◆ What is needed: Seek out every line containing the word "Mississippi", and copy each.

Dataset items
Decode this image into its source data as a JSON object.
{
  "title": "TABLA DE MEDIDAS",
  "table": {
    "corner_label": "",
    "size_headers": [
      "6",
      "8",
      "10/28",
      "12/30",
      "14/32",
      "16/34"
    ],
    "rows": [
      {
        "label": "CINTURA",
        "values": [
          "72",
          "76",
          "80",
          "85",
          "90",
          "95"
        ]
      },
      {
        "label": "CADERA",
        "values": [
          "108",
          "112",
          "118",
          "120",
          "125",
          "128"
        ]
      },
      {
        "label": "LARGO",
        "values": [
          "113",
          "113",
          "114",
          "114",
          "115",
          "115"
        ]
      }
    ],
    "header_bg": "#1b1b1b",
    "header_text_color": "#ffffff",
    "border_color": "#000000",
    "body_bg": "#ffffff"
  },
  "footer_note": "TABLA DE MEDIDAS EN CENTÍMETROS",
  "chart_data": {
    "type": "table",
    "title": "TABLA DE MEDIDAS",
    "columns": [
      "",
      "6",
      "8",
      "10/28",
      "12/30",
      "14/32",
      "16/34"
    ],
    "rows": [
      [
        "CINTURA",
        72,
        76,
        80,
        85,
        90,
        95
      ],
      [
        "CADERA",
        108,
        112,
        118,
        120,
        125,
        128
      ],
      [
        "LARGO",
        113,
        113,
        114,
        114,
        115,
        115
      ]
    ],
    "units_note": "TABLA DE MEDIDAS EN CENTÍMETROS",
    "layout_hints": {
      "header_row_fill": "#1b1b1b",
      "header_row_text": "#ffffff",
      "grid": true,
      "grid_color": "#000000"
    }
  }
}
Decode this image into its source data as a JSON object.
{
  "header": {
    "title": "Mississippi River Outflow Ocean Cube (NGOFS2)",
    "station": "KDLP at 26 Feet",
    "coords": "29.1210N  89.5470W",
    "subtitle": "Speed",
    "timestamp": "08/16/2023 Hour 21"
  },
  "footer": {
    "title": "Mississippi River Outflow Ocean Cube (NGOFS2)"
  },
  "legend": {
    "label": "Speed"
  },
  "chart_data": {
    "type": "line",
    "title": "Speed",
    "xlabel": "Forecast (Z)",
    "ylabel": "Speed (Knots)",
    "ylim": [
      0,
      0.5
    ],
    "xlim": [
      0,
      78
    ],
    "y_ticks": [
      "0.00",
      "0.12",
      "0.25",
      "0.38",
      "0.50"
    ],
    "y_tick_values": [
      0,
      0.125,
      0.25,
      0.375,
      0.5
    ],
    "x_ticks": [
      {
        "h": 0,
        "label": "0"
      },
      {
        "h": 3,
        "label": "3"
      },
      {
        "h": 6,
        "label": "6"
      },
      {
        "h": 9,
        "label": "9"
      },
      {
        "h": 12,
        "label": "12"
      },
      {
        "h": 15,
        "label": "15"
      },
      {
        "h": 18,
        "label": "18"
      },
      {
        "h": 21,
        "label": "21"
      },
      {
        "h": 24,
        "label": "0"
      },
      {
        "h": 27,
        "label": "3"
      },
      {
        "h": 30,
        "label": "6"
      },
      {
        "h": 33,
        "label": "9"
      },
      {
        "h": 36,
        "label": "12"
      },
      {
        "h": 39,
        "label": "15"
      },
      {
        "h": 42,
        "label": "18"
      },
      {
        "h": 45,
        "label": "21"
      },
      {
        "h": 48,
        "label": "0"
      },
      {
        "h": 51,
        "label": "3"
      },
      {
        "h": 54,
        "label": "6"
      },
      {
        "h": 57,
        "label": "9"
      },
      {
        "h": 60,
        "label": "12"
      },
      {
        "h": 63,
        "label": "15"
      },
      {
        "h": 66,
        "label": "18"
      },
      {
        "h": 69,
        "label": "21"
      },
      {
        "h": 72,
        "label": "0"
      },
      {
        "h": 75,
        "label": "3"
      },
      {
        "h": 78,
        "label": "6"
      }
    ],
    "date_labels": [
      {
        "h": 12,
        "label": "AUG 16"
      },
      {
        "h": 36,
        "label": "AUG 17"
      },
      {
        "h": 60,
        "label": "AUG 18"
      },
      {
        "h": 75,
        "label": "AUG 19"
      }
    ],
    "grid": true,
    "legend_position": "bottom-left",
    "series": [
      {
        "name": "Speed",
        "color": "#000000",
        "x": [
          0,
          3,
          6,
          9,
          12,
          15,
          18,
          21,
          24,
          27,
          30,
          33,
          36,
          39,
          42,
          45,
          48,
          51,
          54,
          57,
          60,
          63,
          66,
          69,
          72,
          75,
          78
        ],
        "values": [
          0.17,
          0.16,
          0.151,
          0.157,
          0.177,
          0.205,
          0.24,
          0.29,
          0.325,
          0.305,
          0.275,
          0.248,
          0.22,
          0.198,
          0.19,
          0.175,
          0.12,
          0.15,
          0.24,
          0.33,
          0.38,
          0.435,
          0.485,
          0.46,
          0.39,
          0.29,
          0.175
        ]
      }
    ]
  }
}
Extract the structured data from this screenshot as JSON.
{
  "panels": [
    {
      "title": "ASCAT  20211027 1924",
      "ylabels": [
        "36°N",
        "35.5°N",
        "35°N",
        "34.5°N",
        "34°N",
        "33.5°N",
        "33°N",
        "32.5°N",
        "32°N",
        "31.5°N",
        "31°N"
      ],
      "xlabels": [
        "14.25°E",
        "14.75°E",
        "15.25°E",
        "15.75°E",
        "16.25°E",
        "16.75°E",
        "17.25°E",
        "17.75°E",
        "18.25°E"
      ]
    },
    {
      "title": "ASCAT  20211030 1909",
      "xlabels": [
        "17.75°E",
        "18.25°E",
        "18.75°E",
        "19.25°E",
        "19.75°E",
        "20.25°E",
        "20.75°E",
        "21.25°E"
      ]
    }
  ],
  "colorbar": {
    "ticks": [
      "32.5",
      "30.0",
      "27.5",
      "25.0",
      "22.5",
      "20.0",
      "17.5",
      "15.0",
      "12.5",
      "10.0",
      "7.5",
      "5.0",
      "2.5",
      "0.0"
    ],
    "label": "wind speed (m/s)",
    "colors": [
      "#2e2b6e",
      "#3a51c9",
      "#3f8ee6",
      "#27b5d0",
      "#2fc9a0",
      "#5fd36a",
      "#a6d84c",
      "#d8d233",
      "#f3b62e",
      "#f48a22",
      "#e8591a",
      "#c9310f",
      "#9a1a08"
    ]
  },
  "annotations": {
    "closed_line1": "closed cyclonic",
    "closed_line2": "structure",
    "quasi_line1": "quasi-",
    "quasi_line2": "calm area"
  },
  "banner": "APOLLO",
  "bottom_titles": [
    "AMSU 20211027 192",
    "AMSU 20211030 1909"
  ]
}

◆ Exercise answer:
    "title": "Mississippi River Outflow Ocean Cube (NGOFS2)",
    "title": "Mississippi River Outflow Ocean Cube (NGOFS2)"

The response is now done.